-- TASK REQUIREMENTS --
Pull out every line below holding the word "marker".

● ● ● ● ●

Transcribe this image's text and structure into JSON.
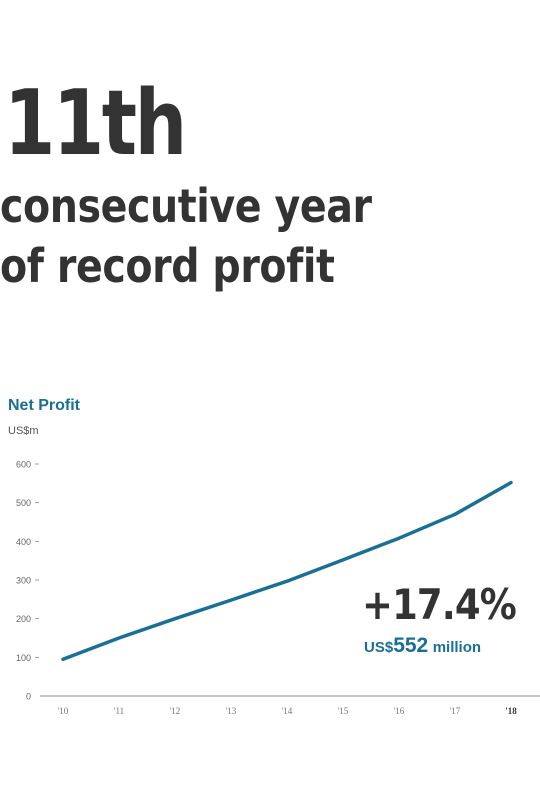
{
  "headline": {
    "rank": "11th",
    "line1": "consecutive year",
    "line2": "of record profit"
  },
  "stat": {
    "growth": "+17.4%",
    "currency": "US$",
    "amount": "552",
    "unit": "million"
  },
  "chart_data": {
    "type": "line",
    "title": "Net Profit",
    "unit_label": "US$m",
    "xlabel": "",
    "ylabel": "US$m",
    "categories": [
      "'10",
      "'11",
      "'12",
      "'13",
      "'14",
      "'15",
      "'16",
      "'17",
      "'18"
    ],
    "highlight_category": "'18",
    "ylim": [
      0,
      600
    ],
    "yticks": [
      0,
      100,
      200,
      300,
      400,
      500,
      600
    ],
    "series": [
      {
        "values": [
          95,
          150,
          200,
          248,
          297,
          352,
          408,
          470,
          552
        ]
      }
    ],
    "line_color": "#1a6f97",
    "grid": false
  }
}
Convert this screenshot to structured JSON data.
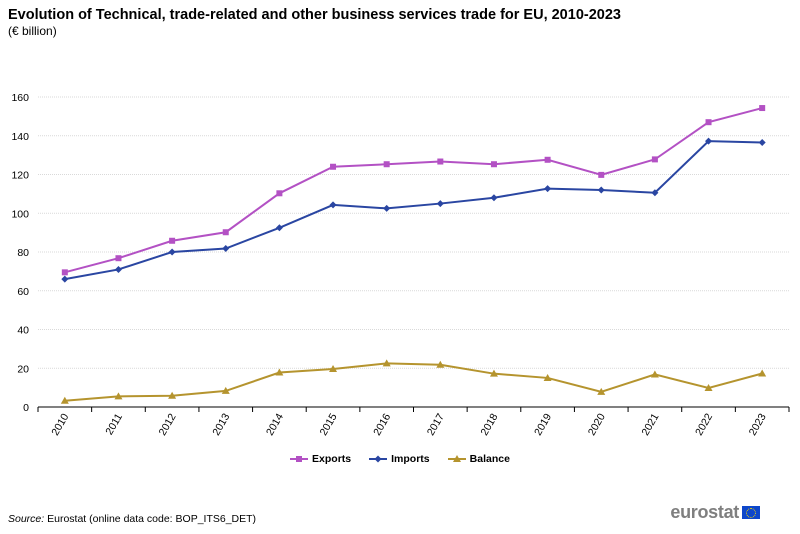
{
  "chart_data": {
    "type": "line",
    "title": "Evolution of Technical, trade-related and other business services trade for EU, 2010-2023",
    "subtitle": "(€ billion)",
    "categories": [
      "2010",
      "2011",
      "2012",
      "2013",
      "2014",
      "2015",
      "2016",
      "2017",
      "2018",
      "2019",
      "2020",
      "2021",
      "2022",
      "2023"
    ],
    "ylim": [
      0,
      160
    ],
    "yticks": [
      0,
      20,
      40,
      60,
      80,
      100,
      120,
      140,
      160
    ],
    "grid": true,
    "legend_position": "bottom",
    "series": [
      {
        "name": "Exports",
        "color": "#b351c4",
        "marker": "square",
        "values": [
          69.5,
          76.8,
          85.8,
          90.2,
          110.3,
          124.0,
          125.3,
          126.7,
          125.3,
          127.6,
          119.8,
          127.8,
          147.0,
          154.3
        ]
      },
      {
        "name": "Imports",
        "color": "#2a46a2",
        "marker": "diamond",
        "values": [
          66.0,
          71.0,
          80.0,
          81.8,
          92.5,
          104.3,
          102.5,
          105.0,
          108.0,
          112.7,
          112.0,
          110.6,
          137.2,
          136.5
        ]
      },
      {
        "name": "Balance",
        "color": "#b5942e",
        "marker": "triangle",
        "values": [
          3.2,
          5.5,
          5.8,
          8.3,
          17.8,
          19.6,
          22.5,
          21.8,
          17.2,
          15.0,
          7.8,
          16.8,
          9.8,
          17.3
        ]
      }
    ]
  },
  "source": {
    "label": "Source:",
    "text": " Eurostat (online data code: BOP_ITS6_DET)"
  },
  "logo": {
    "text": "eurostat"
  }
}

● ● ● ● ●

-- WRITTEN RESPONSE --
        "marker": "square",
        "marker": "diamond",
        "marker": "triangle",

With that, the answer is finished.